== WHAT THE TASK ASKS ==
Check the listing below line by line and report how many lines hold "ylabel", with no other words.

== INPUT ROWS ==
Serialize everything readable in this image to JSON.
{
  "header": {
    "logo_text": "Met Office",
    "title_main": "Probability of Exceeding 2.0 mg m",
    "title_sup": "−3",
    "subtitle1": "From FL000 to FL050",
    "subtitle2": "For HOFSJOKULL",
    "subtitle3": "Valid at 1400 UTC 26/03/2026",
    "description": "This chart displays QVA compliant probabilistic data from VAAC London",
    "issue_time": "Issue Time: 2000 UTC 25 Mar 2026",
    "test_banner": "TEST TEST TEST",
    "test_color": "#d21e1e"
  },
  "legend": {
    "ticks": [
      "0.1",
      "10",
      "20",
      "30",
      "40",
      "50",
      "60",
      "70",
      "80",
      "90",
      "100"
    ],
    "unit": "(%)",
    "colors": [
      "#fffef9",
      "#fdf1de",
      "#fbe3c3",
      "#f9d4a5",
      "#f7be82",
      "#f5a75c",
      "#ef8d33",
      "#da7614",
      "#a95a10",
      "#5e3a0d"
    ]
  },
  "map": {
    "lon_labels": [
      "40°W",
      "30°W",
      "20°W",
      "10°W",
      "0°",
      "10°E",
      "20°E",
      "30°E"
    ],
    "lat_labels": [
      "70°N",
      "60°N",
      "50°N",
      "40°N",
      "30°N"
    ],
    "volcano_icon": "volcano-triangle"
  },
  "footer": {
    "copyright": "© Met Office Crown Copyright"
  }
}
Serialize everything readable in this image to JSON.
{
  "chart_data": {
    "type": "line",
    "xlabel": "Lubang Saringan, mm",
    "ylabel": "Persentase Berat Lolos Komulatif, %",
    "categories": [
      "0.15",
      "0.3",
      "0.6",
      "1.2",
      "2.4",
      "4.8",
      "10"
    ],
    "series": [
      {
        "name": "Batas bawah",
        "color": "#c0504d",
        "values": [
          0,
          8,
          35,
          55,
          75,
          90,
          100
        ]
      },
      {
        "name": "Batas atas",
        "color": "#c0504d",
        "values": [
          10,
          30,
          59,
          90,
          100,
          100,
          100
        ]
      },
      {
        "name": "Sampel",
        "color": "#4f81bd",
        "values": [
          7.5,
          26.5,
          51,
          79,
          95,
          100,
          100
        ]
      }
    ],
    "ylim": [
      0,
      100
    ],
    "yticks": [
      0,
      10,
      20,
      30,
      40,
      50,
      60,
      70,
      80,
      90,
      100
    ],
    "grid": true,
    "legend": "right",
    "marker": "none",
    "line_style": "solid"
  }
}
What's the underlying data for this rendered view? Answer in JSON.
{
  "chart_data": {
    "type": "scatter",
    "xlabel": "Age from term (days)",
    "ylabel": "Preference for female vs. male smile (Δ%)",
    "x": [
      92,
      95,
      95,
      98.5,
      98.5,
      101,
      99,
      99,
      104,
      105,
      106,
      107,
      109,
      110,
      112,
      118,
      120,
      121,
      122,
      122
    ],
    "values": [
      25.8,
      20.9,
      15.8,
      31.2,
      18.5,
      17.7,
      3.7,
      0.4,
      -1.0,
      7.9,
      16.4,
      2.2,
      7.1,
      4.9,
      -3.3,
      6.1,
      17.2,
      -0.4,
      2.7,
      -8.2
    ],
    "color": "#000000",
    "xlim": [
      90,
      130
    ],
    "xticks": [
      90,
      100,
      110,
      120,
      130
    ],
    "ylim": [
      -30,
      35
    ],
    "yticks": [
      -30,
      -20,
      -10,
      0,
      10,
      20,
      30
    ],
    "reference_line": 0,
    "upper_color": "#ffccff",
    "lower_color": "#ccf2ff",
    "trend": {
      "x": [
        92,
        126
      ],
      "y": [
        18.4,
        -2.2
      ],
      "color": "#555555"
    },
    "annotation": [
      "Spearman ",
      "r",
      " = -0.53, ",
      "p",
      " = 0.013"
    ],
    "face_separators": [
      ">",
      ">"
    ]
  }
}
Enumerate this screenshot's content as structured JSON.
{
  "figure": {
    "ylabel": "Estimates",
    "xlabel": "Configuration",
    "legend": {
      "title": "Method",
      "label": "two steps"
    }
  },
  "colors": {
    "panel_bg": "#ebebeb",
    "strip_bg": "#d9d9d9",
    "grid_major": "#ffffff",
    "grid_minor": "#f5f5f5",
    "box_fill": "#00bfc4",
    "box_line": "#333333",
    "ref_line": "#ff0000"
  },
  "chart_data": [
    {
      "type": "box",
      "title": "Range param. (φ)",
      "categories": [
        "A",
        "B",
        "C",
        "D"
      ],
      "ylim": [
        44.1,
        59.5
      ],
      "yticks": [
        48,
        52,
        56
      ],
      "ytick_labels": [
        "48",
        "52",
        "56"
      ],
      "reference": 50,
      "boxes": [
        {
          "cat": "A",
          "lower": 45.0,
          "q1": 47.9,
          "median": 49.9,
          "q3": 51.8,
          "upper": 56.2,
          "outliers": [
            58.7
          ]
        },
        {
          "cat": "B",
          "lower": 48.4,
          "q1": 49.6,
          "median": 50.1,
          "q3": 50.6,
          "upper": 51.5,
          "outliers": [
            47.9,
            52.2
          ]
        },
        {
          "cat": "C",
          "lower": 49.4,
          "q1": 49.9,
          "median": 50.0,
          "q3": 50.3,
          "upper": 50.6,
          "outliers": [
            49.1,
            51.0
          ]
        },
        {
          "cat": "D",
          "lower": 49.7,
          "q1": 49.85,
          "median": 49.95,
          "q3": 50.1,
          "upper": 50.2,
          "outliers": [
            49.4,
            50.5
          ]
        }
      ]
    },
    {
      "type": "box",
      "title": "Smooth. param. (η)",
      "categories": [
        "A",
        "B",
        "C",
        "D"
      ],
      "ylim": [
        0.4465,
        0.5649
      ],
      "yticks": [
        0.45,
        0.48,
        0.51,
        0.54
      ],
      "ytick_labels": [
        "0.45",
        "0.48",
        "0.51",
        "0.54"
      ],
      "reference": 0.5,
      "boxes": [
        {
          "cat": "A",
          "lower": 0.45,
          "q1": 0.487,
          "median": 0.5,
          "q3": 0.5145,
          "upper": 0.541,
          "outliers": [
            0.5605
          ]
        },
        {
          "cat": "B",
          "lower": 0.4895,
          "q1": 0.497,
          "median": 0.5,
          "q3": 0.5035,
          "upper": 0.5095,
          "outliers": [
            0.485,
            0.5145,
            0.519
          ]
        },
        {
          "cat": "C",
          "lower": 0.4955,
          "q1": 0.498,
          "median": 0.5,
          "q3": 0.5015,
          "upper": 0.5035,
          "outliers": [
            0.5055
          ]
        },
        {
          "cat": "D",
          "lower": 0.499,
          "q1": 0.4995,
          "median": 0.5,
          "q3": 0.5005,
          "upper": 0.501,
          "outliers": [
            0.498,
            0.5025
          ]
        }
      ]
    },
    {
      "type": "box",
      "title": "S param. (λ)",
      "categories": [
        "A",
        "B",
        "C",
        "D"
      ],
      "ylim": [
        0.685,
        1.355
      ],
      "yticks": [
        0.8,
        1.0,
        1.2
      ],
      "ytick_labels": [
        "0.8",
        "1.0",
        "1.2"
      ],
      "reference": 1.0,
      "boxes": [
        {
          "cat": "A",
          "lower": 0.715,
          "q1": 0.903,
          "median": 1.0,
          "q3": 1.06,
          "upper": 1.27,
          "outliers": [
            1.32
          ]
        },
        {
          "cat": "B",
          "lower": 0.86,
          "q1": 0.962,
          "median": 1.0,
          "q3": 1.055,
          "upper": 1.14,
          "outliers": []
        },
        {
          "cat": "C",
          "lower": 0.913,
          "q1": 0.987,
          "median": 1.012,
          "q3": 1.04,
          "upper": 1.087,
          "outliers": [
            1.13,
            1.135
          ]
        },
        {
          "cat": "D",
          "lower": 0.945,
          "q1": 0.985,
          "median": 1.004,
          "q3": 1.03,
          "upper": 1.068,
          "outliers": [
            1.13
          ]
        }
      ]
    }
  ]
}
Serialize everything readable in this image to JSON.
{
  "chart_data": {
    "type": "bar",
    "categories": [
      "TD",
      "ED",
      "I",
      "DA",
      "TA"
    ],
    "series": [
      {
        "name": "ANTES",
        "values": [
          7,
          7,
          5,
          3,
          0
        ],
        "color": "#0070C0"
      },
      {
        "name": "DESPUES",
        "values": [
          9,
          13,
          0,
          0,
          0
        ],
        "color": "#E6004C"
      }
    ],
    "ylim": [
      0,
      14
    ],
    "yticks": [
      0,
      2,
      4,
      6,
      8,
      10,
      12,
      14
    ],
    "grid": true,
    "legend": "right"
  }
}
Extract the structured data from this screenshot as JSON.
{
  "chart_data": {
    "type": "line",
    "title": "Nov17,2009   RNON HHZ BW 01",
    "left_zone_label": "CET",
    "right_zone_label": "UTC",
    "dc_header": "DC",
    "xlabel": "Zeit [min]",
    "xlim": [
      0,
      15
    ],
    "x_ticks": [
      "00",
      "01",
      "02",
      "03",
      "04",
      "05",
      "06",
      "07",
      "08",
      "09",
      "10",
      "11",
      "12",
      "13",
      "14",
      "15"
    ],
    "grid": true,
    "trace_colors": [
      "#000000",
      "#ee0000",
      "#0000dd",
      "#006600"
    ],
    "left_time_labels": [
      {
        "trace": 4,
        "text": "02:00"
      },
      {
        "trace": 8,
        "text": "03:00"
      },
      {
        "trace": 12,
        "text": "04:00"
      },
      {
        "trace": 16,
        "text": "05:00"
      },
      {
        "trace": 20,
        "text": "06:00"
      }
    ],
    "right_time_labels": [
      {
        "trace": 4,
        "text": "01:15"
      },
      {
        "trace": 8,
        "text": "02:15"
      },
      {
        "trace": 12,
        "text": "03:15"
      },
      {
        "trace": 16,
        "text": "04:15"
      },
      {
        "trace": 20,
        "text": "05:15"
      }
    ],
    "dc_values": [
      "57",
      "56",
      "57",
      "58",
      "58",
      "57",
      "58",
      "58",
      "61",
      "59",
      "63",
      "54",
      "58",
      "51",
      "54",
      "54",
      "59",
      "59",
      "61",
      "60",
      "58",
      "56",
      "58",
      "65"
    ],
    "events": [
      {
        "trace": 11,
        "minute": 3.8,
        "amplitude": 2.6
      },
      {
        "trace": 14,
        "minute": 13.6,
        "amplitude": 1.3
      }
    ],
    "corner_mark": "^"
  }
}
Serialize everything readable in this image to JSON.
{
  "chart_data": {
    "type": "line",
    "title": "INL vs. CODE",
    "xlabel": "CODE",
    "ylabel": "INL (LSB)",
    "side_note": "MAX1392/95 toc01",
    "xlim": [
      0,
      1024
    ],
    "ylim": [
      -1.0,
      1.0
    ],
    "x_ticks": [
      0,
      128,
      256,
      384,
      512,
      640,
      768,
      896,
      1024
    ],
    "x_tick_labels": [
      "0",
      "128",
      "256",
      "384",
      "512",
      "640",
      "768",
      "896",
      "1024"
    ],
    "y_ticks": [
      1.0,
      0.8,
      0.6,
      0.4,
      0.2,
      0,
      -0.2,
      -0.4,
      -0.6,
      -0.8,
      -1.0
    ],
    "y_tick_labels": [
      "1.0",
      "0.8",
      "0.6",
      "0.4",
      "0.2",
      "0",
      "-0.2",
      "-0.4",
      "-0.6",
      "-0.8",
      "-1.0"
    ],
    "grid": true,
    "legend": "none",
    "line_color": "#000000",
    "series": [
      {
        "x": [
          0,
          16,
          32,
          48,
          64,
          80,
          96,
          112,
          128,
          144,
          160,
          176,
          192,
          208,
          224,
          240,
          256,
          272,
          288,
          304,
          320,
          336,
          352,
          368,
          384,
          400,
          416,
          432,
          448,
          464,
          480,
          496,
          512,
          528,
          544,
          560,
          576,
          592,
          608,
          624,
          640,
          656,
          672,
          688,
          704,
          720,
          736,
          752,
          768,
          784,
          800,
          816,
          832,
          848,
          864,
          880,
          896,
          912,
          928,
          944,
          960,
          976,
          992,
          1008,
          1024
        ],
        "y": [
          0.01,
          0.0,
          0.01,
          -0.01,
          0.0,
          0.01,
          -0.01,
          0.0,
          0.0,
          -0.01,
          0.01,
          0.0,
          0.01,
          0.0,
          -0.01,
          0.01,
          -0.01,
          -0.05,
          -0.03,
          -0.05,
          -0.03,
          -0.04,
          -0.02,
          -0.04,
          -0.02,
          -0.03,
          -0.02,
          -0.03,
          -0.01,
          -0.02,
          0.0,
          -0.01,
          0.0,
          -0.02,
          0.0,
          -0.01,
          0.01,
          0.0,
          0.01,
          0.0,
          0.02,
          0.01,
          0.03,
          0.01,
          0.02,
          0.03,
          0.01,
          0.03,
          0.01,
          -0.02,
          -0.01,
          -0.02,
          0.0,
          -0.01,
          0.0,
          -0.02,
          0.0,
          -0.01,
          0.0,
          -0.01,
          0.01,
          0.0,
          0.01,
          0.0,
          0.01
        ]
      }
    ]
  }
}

== TASK SOLUTION ==
4